**Goal of the exercise**
Please pull out every line that includes the string "marker".

**Available data**

**********

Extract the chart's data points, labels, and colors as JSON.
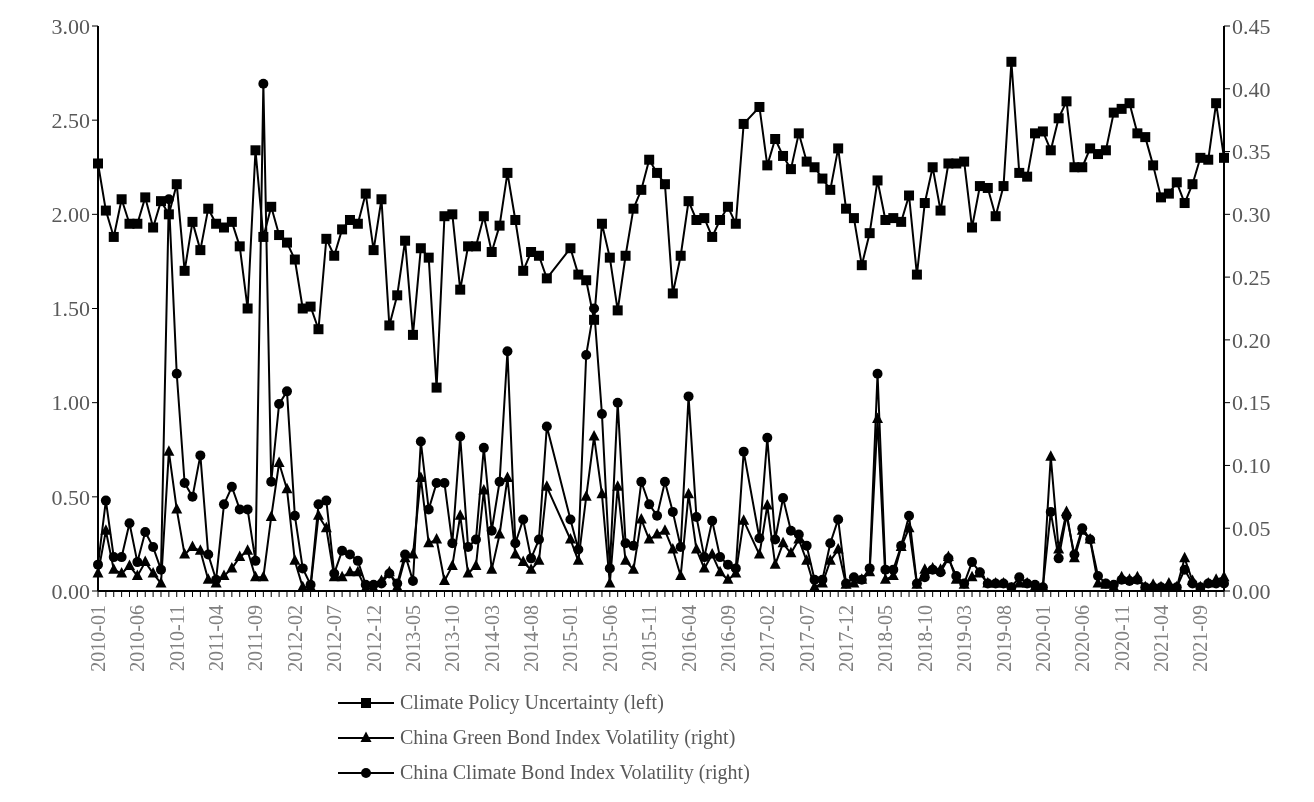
{
  "chart_data": {
    "type": "line",
    "categories": [
      "2010-01",
      null,
      null,
      null,
      null,
      "2010-06",
      null,
      null,
      null,
      null,
      "2010-11",
      null,
      null,
      null,
      null,
      "2011-04",
      null,
      null,
      null,
      null,
      "2011-09",
      null,
      null,
      null,
      null,
      "2012-02",
      null,
      null,
      null,
      null,
      "2012-07",
      null,
      null,
      null,
      null,
      "2012-12",
      null,
      null,
      null,
      null,
      "2013-05",
      null,
      null,
      null,
      null,
      "2013-10",
      null,
      null,
      null,
      null,
      "2014-03",
      null,
      null,
      null,
      null,
      "2014-08",
      null,
      null,
      null,
      null,
      "2015-01",
      null,
      null,
      null,
      null,
      "2015-06",
      null,
      null,
      null,
      null,
      "2015-11",
      null,
      null,
      null,
      null,
      "2016-04",
      null,
      null,
      null,
      null,
      "2016-09",
      null,
      null,
      null,
      null,
      "2017-02",
      null,
      null,
      null,
      null,
      "2017-07",
      null,
      null,
      null,
      null,
      "2017-12",
      null,
      null,
      null,
      null,
      "2018-05",
      null,
      null,
      null,
      null,
      "2018-10",
      null,
      null,
      null,
      null,
      "2019-03",
      null,
      null,
      null,
      null,
      "2019-08",
      null,
      null,
      null,
      null,
      "2020-01",
      null,
      null,
      null,
      null,
      "2020-06",
      null,
      null,
      null,
      null,
      "2020-11",
      null,
      null,
      null,
      null,
      "2021-04",
      null,
      null,
      null,
      null,
      "2021-09",
      null,
      null,
      null
    ],
    "series": [
      {
        "name": "Climate Policy Uncertainty (left)",
        "color": "#000000",
        "marker": "square",
        "values": [
          2.27,
          2.02,
          1.88,
          2.08,
          1.95,
          1.95,
          2.09,
          1.93,
          2.07,
          2.0,
          2.16,
          1.7,
          1.96,
          1.81,
          2.03,
          1.95,
          1.93,
          1.96,
          1.83,
          1.5,
          2.34,
          1.88,
          2.04,
          1.89,
          1.85,
          1.76,
          1.5,
          1.51,
          1.39,
          1.87,
          1.78,
          1.92,
          1.97,
          1.95,
          2.11,
          1.81,
          2.08,
          1.41,
          1.57,
          1.86,
          1.36,
          1.82,
          1.77,
          1.08,
          1.99,
          2.0,
          1.6,
          1.83,
          1.83,
          1.99,
          1.8,
          1.94,
          2.22,
          1.97,
          1.7,
          1.8,
          1.78,
          1.66,
          null,
          null,
          1.82,
          1.68,
          1.65,
          1.44,
          1.95,
          1.77,
          1.49,
          1.78,
          2.03,
          2.13,
          2.29,
          2.22,
          2.16,
          1.58,
          1.78,
          2.07,
          1.97,
          1.98,
          1.88,
          1.97,
          2.04,
          1.95,
          2.48,
          null,
          2.57,
          2.26,
          2.4,
          2.31,
          2.24,
          2.43,
          2.28,
          2.25,
          2.19,
          2.13,
          2.35,
          2.03,
          1.98,
          1.73,
          1.9,
          2.18,
          1.97,
          1.98,
          1.96,
          2.1,
          1.68,
          2.06,
          2.25,
          2.02,
          2.27,
          2.27,
          2.28,
          1.93,
          2.15,
          2.14,
          1.99,
          2.15,
          2.81,
          2.22,
          2.2,
          2.43,
          2.44,
          2.34,
          2.51,
          2.6,
          2.25,
          2.25,
          2.35,
          2.32,
          2.34,
          2.54,
          2.56,
          2.59,
          2.43,
          2.41,
          2.26,
          2.09,
          2.11,
          2.17,
          2.06,
          2.16,
          2.3,
          2.29,
          2.59,
          2.3
        ]
      },
      {
        "name": "China Green Bond Index Volatility (right)",
        "color": "#000000",
        "marker": "triangle",
        "axis": "y2",
        "values": [
          0.014,
          0.048,
          0.017,
          0.014,
          0.02,
          0.012,
          0.023,
          0.014,
          0.006,
          0.111,
          0.065,
          0.029,
          0.035,
          0.032,
          0.009,
          0.006,
          0.012,
          0.018,
          0.027,
          0.032,
          0.011,
          0.011,
          0.059,
          0.102,
          0.081,
          0.024,
          0.003,
          0.003,
          0.06,
          0.05,
          0.011,
          0.011,
          0.015,
          0.015,
          0.002,
          0.002,
          0.008,
          0.015,
          0.003,
          0.026,
          0.029,
          0.09,
          0.038,
          0.041,
          0.008,
          0.02,
          0.06,
          0.014,
          0.02,
          0.08,
          0.017,
          0.045,
          0.09,
          0.029,
          0.023,
          0.017,
          0.024,
          0.083,
          null,
          null,
          0.041,
          0.024,
          0.075,
          0.123,
          0.077,
          0.006,
          0.083,
          0.024,
          0.017,
          0.057,
          0.041,
          0.045,
          0.048,
          0.033,
          0.012,
          0.077,
          0.033,
          0.018,
          0.029,
          0.015,
          0.009,
          0.014,
          0.056,
          null,
          0.029,
          0.068,
          0.021,
          0.038,
          0.03,
          0.041,
          0.024,
          0.003,
          0.006,
          0.024,
          0.033,
          0.005,
          0.006,
          0.009,
          0.015,
          0.137,
          0.009,
          0.012,
          0.035,
          0.05,
          0.005,
          0.017,
          0.018,
          0.017,
          0.027,
          0.009,
          0.005,
          0.011,
          0.014,
          0.006,
          0.006,
          0.006,
          0.002,
          0.006,
          0.006,
          0.003,
          0.003,
          0.107,
          0.033,
          0.063,
          0.026,
          0.048,
          0.041,
          0.006,
          0.005,
          0.003,
          0.011,
          0.009,
          0.011,
          0.003,
          0.005,
          0.003,
          0.006,
          0.003,
          0.026,
          0.008,
          0.003,
          0.006,
          0.009,
          0.011
        ]
      },
      {
        "name": "China Climate Bond Index Volatility (right)",
        "color": "#000000",
        "marker": "circle",
        "axis": "y2",
        "values": [
          0.021,
          0.072,
          0.027,
          0.027,
          0.054,
          0.023,
          0.047,
          0.035,
          0.017,
          0.312,
          0.173,
          0.086,
          0.075,
          0.108,
          0.029,
          0.009,
          0.069,
          0.083,
          0.065,
          0.065,
          0.024,
          0.404,
          0.087,
          0.149,
          0.159,
          0.06,
          0.018,
          0.005,
          0.069,
          0.072,
          0.014,
          0.032,
          0.029,
          0.024,
          0.005,
          0.005,
          0.006,
          0.014,
          0.006,
          0.029,
          0.008,
          0.119,
          0.065,
          0.086,
          0.086,
          0.038,
          0.123,
          0.035,
          0.041,
          0.114,
          0.048,
          0.087,
          0.191,
          0.038,
          0.057,
          0.026,
          0.041,
          0.131,
          null,
          null,
          0.057,
          0.033,
          0.188,
          0.225,
          0.141,
          0.018,
          0.15,
          0.038,
          0.036,
          0.087,
          0.069,
          0.06,
          0.087,
          0.063,
          0.035,
          0.155,
          0.059,
          0.027,
          0.056,
          0.027,
          0.021,
          0.018,
          0.111,
          null,
          0.042,
          0.122,
          0.041,
          0.074,
          0.048,
          0.045,
          0.036,
          0.009,
          0.009,
          0.038,
          0.057,
          0.006,
          0.011,
          0.009,
          0.018,
          0.173,
          0.017,
          0.017,
          0.036,
          0.06,
          0.006,
          0.011,
          0.017,
          0.015,
          0.026,
          0.012,
          0.006,
          0.023,
          0.015,
          0.006,
          0.006,
          0.006,
          0.003,
          0.011,
          0.006,
          0.005,
          0.003,
          0.063,
          0.026,
          0.06,
          0.029,
          0.05,
          0.041,
          0.012,
          0.006,
          0.005,
          0.009,
          0.008,
          0.009,
          0.003,
          0.003,
          0.003,
          0.003,
          0.003,
          0.017,
          0.006,
          0.003,
          0.006,
          0.006,
          0.006
        ]
      }
    ],
    "ylim": [
      0,
      3
    ],
    "yticks": [
      {
        "value": 0,
        "label": "0.00"
      },
      {
        "value": 0.5,
        "label": "0.50"
      },
      {
        "value": 1,
        "label": "1.00"
      },
      {
        "value": 1.5,
        "label": "1.50"
      },
      {
        "value": 2,
        "label": "2.00"
      },
      {
        "value": 2.5,
        "label": "2.50"
      },
      {
        "value": 3,
        "label": "3.00"
      }
    ],
    "y2lim": [
      0,
      0.45
    ],
    "y2ticks": [
      {
        "value": 0,
        "label": "0.00"
      },
      {
        "value": 0.05,
        "label": "0.05"
      },
      {
        "value": 0.1,
        "label": "0.10"
      },
      {
        "value": 0.15,
        "label": "0.15"
      },
      {
        "value": 0.2,
        "label": "0.20"
      },
      {
        "value": 0.25,
        "label": "0.25"
      },
      {
        "value": 0.3,
        "label": "0.30"
      },
      {
        "value": 0.35,
        "label": "0.35"
      },
      {
        "value": 0.4,
        "label": "0.40"
      },
      0.45
    ],
    "grid": false,
    "legend": "bottom"
  }
}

**********

**Completed exercise**
        "marker": "square",
        "marker": "triangle",
        "marker": "circle",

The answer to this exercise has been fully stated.